____ Rows

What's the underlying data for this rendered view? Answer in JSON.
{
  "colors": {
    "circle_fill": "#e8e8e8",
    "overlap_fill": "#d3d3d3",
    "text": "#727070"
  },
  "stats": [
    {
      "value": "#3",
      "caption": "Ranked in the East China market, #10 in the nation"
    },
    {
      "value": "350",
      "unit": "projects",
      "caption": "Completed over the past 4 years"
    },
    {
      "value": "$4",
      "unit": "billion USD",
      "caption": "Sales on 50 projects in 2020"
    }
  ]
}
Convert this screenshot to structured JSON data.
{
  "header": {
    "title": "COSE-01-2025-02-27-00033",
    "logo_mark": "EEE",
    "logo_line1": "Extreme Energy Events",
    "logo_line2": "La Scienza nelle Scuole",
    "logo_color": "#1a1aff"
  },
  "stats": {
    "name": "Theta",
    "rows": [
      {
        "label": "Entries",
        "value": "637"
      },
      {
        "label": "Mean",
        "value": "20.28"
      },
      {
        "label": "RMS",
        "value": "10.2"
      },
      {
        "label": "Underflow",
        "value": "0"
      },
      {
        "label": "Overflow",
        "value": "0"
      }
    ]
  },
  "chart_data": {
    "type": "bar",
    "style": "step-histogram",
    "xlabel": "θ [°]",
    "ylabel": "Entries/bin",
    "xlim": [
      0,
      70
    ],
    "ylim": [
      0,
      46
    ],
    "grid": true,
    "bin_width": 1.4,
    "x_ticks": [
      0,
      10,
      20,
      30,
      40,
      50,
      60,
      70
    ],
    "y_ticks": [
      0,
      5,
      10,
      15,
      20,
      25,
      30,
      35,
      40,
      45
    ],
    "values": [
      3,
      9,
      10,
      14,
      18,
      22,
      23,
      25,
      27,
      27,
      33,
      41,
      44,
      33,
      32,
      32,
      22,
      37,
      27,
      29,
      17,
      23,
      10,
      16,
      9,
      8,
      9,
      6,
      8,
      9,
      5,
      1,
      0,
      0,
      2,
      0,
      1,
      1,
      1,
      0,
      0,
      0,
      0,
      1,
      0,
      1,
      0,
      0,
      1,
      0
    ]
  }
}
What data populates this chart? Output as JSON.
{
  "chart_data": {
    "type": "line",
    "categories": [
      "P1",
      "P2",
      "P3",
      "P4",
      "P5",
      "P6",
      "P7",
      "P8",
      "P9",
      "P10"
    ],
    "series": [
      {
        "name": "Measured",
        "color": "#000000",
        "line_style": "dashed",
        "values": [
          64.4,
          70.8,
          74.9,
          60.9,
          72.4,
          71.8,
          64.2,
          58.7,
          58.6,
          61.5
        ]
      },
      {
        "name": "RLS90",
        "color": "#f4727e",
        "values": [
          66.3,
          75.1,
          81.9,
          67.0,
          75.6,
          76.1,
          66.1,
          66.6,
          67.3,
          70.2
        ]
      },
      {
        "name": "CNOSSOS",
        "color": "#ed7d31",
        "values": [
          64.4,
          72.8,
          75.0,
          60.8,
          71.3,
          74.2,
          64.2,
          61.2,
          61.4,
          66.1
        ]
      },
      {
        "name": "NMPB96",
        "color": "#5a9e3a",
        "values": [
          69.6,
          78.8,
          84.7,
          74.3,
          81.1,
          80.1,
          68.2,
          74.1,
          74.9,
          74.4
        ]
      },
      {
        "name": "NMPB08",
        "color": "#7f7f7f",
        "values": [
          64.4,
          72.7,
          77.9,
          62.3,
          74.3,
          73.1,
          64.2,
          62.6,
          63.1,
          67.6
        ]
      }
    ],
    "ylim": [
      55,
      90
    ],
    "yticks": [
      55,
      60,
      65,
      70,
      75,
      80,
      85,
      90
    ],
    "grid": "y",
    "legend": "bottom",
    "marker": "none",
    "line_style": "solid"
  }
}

________

Emit the full listing verbatim.

What's the underlying data for this rendered view? Answer in JSON.
{
  "colors": {
    "circle_fill": "#e8e8e8",
    "overlap_fill": "#d3d3d3",
    "text": "#727070"
  },
  "stats": [
    {
      "value": "#3",
      "caption": "Ranked in the East China market, #10 in the nation"
    },
    {
      "value": "350",
      "unit": "projects",
      "caption": "Completed over the past 4 years"
    },
    {
      "value": "$4",
      "unit": "billion USD",
      "caption": "Sales on 50 projects in 2020"
    }
  ]
}
Convert this screenshot to structured JSON data.
{
  "header": {
    "title": "COSE-01-2025-02-27-00033",
    "logo_mark": "EEE",
    "logo_line1": "Extreme Energy Events",
    "logo_line2": "La Scienza nelle Scuole",
    "logo_color": "#1a1aff"
  },
  "stats": {
    "name": "Theta",
    "rows": [
      {
        "label": "Entries",
        "value": "637"
      },
      {
        "label": "Mean",
        "value": "20.28"
      },
      {
        "label": "RMS",
        "value": "10.2"
      },
      {
        "label": "Underflow",
        "value": "0"
      },
      {
        "label": "Overflow",
        "value": "0"
      }
    ]
  },
  "chart_data": {
    "type": "bar",
    "style": "step-histogram",
    "xlabel": "θ [°]",
    "ylabel": "Entries/bin",
    "xlim": [
      0,
      70
    ],
    "ylim": [
      0,
      46
    ],
    "grid": true,
    "bin_width": 1.4,
    "x_ticks": [
      0,
      10,
      20,
      30,
      40,
      50,
      60,
      70
    ],
    "y_ticks": [
      0,
      5,
      10,
      15,
      20,
      25,
      30,
      35,
      40,
      45
    ],
    "values": [
      3,
      9,
      10,
      14,
      18,
      22,
      23,
      25,
      27,
      27,
      33,
      41,
      44,
      33,
      32,
      32,
      22,
      37,
      27,
      29,
      17,
      23,
      10,
      16,
      9,
      8,
      9,
      6,
      8,
      9,
      5,
      1,
      0,
      0,
      2,
      0,
      1,
      1,
      1,
      0,
      0,
      0,
      0,
      1,
      0,
      1,
      0,
      0,
      1,
      0
    ]
  }
}
What data populates this chart? Output as JSON.
{
  "chart_data": {
    "type": "line",
    "categories": [
      "P1",
      "P2",
      "P3",
      "P4",
      "P5",
      "P6",
      "P7",
      "P8",
      "P9",
      "P10"
    ],
    "series": [
      {
        "name": "Measured",
        "color": "#000000",
        "line_style": "dashed",
        "values": [
          64.4,
          70.8,
          74.9,
          60.9,
          72.4,
          71.8,
          64.2,
          58.7,
          58.6,
          61.5
        ]
      },
      {
        "name": "RLS90",
        "color": "#f4727e",
        "values": [
          66.3,
          75.1,
          81.9,
          67.0,
          75.6,
          76.1,
          66.1,
          66.6,
          67.3,
          70.2
        ]
      },
      {
        "name": "CNOSSOS",
        "color": "#ed7d31",
        "values": [
          64.4,
          72.8,
          75.0,
          60.8,
          71.3,
          74.2,
          64.2,
          61.2,
          61.4,
          66.1
        ]
      },
      {
        "name": "NMPB96",
        "color": "#5a9e3a",
        "values": [
          69.6,
          78.8,
          84.7,
          74.3,
          81.1,
          80.1,
          68.2,
          74.1,
          74.9,
          74.4
        ]
      },
      {
        "name": "NMPB08",
        "color": "#7f7f7f",
        "values": [
          64.4,
          72.7,
          77.9,
          62.3,
          74.3,
          73.1,
          64.2,
          62.6,
          63.1,
          67.6
        ]
      }
    ],
    "ylim": [
      55,
      90
    ],
    "yticks": [
      55,
      60,
      65,
      70,
      75,
      80,
      85,
      90
    ],
    "grid": "y",
    "legend": "bottom",
    "marker": "none",
    "line_style": "solid"
  }
}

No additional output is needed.